Aim>
Write out the complete material exactly as it stands.
** start Records for the exercise **
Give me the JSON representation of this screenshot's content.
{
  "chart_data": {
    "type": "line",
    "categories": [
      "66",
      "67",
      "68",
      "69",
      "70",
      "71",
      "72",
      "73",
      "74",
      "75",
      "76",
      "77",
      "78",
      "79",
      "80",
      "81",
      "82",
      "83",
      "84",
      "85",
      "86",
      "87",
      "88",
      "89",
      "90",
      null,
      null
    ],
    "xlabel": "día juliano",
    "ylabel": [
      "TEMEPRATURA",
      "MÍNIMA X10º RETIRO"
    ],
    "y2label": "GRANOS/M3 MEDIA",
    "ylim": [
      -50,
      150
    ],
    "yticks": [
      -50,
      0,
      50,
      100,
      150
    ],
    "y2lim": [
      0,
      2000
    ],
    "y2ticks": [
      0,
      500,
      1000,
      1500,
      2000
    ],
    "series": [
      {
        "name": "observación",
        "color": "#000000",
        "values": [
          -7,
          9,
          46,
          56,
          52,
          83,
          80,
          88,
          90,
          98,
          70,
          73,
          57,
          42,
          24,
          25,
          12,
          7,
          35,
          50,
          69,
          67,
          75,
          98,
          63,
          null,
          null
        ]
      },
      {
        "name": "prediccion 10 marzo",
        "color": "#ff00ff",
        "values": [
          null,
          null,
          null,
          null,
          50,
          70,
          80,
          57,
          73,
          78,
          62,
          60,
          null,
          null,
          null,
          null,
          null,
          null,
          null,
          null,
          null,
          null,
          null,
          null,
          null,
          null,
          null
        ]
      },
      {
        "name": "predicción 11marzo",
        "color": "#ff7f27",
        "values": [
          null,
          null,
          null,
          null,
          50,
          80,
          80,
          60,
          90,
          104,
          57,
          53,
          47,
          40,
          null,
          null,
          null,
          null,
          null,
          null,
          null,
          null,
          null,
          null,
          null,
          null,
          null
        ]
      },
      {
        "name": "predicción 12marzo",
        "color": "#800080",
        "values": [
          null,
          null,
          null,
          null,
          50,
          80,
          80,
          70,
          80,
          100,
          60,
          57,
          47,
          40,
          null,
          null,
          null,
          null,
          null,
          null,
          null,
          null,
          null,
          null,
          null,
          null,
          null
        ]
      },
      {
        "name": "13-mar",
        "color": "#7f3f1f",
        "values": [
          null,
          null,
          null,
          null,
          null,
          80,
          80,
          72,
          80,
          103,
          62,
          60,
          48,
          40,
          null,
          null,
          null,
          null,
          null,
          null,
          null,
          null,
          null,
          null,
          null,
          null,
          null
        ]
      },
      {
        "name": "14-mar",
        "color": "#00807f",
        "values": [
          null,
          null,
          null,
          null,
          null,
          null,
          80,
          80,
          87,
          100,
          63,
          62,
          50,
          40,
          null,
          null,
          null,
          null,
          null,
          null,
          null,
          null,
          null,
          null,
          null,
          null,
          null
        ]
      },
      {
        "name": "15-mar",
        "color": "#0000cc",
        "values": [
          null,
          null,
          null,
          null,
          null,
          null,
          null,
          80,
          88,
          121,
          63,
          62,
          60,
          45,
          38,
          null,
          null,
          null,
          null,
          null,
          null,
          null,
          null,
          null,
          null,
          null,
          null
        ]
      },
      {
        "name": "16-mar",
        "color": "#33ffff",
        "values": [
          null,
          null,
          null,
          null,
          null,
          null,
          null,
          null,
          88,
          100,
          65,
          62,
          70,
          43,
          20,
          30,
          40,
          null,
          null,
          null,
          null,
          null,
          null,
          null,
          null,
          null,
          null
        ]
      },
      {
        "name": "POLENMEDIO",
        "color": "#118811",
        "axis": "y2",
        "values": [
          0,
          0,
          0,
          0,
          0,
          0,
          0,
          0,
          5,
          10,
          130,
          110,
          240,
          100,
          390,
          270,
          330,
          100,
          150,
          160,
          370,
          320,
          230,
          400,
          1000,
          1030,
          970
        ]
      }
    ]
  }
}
** end Records for the exercise **
Answer to this exercise>
Give me the JSON representation of this screenshot's content.
{
  "chart_data": {
    "type": "line",
    "categories": [
      "66",
      "67",
      "68",
      "69",
      "70",
      "71",
      "72",
      "73",
      "74",
      "75",
      "76",
      "77",
      "78",
      "79",
      "80",
      "81",
      "82",
      "83",
      "84",
      "85",
      "86",
      "87",
      "88",
      "89",
      "90",
      null,
      null
    ],
    "xlabel": "día juliano",
    "ylabel": [
      "TEMEPRATURA",
      "MÍNIMA X10º RETIRO"
    ],
    "y2label": "GRANOS/M3 MEDIA",
    "ylim": [
      -50,
      150
    ],
    "yticks": [
      -50,
      0,
      50,
      100,
      150
    ],
    "y2lim": [
      0,
      2000
    ],
    "y2ticks": [
      0,
      500,
      1000,
      1500,
      2000
    ],
    "series": [
      {
        "name": "observación",
        "color": "#000000",
        "values": [
          -7,
          9,
          46,
          56,
          52,
          83,
          80,
          88,
          90,
          98,
          70,
          73,
          57,
          42,
          24,
          25,
          12,
          7,
          35,
          50,
          69,
          67,
          75,
          98,
          63,
          null,
          null
        ]
      },
      {
        "name": "prediccion 10 marzo",
        "color": "#ff00ff",
        "values": [
          null,
          null,
          null,
          null,
          50,
          70,
          80,
          57,
          73,
          78,
          62,
          60,
          null,
          null,
          null,
          null,
          null,
          null,
          null,
          null,
          null,
          null,
          null,
          null,
          null,
          null,
          null
        ]
      },
      {
        "name": "predicción 11marzo",
        "color": "#ff7f27",
        "values": [
          null,
          null,
          null,
          null,
          50,
          80,
          80,
          60,
          90,
          104,
          57,
          53,
          47,
          40,
          null,
          null,
          null,
          null,
          null,
          null,
          null,
          null,
          null,
          null,
          null,
          null,
          null
        ]
      },
      {
        "name": "predicción 12marzo",
        "color": "#800080",
        "values": [
          null,
          null,
          null,
          null,
          50,
          80,
          80,
          70,
          80,
          100,
          60,
          57,
          47,
          40,
          null,
          null,
          null,
          null,
          null,
          null,
          null,
          null,
          null,
          null,
          null,
          null,
          null
        ]
      },
      {
        "name": "13-mar",
        "color": "#7f3f1f",
        "values": [
          null,
          null,
          null,
          null,
          null,
          80,
          80,
          72,
          80,
          103,
          62,
          60,
          48,
          40,
          null,
          null,
          null,
          null,
          null,
          null,
          null,
          null,
          null,
          null,
          null,
          null,
          null
        ]
      },
      {
        "name": "14-mar",
        "color": "#00807f",
        "values": [
          null,
          null,
          null,
          null,
          null,
          null,
          80,
          80,
          87,
          100,
          63,
          62,
          50,
          40,
          null,
          null,
          null,
          null,
          null,
          null,
          null,
          null,
          null,
          null,
          null,
          null,
          null
        ]
      },
      {
        "name": "15-mar",
        "color": "#0000cc",
        "values": [
          null,
          null,
          null,
          null,
          null,
          null,
          null,
          80,
          88,
          121,
          63,
          62,
          60,
          45,
          38,
          null,
          null,
          null,
          null,
          null,
          null,
          null,
          null,
          null,
          null,
          null,
          null
        ]
      },
      {
        "name": "16-mar",
        "color": "#33ffff",
        "values": [
          null,
          null,
          null,
          null,
          null,
          null,
          null,
          null,
          88,
          100,
          65,
          62,
          70,
          43,
          20,
          30,
          40,
          null,
          null,
          null,
          null,
          null,
          null,
          null,
          null,
          null,
          null
        ]
      },
      {
        "name": "POLENMEDIO",
        "color": "#118811",
        "axis": "y2",
        "values": [
          0,
          0,
          0,
          0,
          0,
          0,
          0,
          0,
          5,
          10,
          130,
          110,
          240,
          100,
          390,
          270,
          330,
          100,
          150,
          160,
          370,
          320,
          230,
          400,
          1000,
          1030,
          970
        ]
      }
    ]
  }
}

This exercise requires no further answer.